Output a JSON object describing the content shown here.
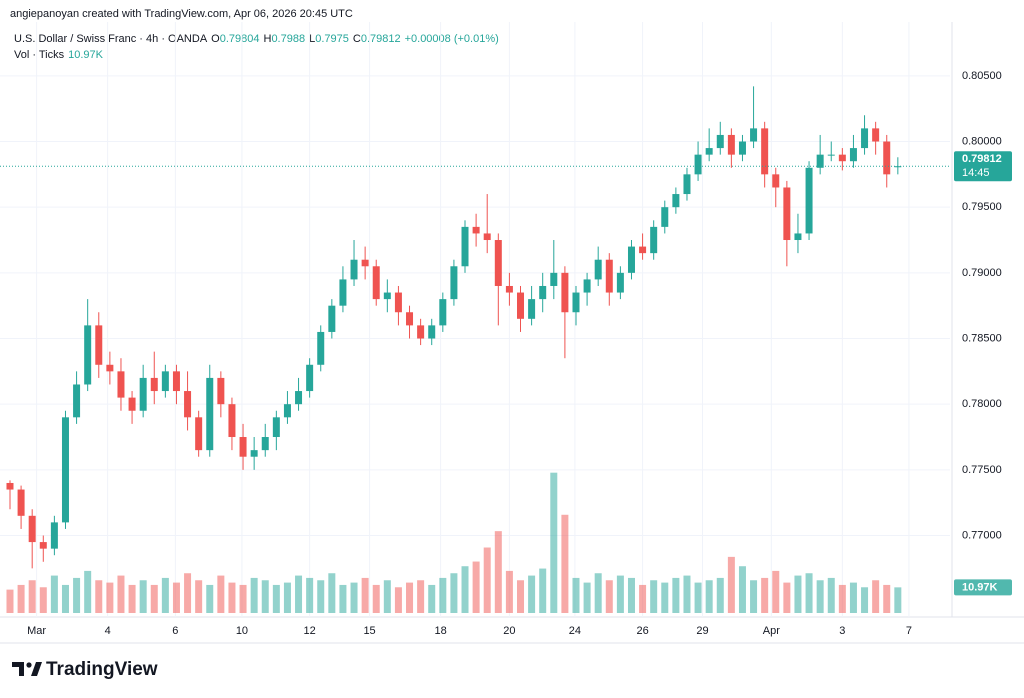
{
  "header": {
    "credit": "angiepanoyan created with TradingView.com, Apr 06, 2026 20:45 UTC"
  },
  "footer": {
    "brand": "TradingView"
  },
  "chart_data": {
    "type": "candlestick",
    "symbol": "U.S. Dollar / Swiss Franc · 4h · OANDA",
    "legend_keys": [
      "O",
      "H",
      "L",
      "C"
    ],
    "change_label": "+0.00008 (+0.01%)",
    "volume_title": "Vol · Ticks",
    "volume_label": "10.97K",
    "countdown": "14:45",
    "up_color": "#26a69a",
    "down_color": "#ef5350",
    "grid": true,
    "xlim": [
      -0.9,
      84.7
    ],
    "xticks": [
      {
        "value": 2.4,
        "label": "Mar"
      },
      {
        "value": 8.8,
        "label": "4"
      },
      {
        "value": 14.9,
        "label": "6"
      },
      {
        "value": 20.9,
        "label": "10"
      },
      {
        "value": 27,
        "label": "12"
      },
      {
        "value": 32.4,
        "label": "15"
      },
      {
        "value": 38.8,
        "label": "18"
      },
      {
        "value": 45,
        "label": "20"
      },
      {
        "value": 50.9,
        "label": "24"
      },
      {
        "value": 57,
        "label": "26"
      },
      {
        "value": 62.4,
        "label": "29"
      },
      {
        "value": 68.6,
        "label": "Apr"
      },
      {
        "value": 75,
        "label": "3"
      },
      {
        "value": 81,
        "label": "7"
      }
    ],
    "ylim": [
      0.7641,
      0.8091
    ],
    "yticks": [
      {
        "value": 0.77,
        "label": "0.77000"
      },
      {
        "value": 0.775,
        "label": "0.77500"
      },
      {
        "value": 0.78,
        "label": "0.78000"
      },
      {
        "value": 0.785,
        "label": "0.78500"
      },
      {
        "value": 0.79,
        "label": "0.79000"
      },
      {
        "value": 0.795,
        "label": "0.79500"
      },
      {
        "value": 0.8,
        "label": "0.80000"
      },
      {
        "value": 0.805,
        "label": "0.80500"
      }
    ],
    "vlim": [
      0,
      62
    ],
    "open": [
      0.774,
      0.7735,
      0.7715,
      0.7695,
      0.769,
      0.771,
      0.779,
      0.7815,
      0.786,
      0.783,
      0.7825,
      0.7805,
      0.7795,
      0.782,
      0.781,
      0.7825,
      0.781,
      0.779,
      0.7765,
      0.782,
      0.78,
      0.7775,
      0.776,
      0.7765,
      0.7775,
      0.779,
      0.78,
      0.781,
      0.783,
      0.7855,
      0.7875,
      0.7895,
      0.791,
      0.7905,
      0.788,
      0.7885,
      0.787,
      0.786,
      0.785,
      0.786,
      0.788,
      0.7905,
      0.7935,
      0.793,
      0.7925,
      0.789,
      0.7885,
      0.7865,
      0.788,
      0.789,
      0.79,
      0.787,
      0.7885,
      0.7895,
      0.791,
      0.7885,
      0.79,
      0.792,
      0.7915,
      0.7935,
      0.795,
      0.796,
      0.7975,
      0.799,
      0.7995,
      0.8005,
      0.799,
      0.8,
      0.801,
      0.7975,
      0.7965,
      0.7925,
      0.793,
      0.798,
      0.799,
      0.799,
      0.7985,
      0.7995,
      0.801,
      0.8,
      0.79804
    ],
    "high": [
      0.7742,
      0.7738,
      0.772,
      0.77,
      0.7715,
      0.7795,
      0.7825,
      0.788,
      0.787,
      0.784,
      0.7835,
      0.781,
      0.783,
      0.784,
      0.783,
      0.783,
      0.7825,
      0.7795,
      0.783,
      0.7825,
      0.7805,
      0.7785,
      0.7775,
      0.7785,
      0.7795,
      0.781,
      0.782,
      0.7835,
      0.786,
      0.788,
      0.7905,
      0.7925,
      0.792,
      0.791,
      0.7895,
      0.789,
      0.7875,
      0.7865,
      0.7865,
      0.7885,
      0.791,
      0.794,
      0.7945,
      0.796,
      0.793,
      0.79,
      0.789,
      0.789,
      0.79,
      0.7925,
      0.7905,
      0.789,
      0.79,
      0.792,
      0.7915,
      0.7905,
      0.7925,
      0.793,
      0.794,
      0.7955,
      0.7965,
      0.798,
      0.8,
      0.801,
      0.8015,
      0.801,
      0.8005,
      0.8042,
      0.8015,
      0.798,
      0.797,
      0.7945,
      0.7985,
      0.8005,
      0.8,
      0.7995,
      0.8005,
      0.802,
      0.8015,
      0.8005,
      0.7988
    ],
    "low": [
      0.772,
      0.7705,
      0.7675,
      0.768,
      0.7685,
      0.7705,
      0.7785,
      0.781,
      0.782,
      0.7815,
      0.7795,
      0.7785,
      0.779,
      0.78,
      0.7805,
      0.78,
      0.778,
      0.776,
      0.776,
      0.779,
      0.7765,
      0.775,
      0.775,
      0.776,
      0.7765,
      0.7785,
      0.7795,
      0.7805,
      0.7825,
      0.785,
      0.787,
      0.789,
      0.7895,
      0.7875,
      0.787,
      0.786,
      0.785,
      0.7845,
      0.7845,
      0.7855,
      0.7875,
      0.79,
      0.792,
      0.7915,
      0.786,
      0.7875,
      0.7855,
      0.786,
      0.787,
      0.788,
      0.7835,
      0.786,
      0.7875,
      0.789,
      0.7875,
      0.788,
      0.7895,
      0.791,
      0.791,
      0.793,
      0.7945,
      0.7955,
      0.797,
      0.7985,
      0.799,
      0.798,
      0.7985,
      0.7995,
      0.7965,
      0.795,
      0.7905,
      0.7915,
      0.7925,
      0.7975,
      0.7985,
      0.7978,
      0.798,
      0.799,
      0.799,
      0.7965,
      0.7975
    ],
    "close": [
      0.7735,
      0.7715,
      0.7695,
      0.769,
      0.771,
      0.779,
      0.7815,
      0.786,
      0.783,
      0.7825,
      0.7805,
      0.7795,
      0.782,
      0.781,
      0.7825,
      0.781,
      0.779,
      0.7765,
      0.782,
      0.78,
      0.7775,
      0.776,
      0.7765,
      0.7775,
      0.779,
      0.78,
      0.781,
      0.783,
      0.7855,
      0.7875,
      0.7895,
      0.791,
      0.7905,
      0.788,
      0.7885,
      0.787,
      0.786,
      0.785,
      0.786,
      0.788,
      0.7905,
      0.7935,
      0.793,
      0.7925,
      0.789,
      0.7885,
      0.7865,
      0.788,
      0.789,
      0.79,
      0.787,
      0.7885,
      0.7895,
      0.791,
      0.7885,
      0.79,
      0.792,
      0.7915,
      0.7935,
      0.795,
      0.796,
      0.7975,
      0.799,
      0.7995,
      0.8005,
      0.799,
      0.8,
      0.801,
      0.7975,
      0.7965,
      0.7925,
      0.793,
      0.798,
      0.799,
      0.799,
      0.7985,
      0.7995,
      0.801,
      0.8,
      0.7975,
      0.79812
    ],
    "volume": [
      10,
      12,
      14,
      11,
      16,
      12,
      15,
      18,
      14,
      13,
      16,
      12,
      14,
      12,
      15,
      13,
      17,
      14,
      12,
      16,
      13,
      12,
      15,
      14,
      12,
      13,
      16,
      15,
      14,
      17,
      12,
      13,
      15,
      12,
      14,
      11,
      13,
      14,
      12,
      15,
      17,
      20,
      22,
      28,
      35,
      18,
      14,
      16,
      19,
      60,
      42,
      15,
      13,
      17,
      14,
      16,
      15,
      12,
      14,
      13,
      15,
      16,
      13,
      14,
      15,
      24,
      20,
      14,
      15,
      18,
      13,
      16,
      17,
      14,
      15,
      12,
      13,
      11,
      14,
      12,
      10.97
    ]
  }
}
::::
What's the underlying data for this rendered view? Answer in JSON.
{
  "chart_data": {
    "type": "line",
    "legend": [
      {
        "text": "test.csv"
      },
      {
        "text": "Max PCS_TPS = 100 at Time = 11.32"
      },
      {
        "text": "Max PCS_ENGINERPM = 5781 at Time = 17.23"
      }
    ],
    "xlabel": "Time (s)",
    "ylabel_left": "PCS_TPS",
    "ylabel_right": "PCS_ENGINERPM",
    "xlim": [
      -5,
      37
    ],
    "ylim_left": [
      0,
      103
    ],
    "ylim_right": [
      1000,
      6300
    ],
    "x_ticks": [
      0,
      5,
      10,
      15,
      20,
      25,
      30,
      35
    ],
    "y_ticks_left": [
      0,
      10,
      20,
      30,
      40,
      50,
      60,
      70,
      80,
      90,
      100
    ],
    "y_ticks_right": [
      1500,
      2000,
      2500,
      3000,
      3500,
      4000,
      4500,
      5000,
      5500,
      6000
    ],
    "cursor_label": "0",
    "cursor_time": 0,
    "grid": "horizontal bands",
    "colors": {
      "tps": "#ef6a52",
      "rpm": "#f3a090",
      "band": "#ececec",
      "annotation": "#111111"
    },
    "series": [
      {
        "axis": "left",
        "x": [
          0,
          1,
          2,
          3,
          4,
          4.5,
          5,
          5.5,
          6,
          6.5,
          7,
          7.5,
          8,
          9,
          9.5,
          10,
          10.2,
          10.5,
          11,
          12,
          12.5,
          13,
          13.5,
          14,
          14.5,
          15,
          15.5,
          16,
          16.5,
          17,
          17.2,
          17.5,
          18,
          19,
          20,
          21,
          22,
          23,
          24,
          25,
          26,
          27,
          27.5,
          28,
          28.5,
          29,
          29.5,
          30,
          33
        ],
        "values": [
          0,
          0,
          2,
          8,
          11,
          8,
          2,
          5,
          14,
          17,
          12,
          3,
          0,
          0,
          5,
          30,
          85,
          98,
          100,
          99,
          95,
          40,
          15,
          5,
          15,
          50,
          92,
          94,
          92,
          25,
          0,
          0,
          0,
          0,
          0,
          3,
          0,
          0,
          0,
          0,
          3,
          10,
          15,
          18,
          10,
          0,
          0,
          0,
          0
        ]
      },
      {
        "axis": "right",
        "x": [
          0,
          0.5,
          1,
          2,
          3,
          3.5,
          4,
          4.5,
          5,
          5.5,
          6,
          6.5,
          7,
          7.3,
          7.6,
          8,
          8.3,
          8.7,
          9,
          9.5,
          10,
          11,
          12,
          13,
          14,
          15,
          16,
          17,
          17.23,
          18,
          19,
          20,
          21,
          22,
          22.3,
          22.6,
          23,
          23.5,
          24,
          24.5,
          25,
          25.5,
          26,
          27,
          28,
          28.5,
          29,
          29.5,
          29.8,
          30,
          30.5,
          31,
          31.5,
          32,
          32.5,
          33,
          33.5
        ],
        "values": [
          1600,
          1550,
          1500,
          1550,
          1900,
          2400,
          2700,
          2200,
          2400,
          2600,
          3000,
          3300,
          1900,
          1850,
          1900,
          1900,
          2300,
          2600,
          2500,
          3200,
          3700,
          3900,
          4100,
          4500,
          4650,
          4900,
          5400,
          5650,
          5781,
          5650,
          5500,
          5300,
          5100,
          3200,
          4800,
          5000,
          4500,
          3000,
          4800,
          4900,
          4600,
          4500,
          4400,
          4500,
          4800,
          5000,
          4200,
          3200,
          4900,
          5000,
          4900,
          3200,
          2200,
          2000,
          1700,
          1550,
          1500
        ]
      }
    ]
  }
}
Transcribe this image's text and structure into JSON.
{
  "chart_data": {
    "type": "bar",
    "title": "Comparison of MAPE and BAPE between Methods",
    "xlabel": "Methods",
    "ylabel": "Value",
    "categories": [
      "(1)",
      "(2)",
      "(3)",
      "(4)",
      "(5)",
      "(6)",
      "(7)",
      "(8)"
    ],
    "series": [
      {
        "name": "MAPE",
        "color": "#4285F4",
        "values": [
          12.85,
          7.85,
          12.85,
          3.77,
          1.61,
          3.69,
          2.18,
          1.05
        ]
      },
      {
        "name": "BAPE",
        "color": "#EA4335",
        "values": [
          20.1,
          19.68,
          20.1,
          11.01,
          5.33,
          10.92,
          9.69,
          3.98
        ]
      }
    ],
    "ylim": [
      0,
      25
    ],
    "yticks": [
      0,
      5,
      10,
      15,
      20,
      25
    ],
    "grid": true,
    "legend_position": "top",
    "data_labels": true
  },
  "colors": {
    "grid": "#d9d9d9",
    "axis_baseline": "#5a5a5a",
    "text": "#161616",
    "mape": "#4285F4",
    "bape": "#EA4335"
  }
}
::::
DIRECTIVE> Show every line that contains the word "type".

SOLUTION BELOW>
    "type": "candlestick",
    "type": "line",
    "type": "bar",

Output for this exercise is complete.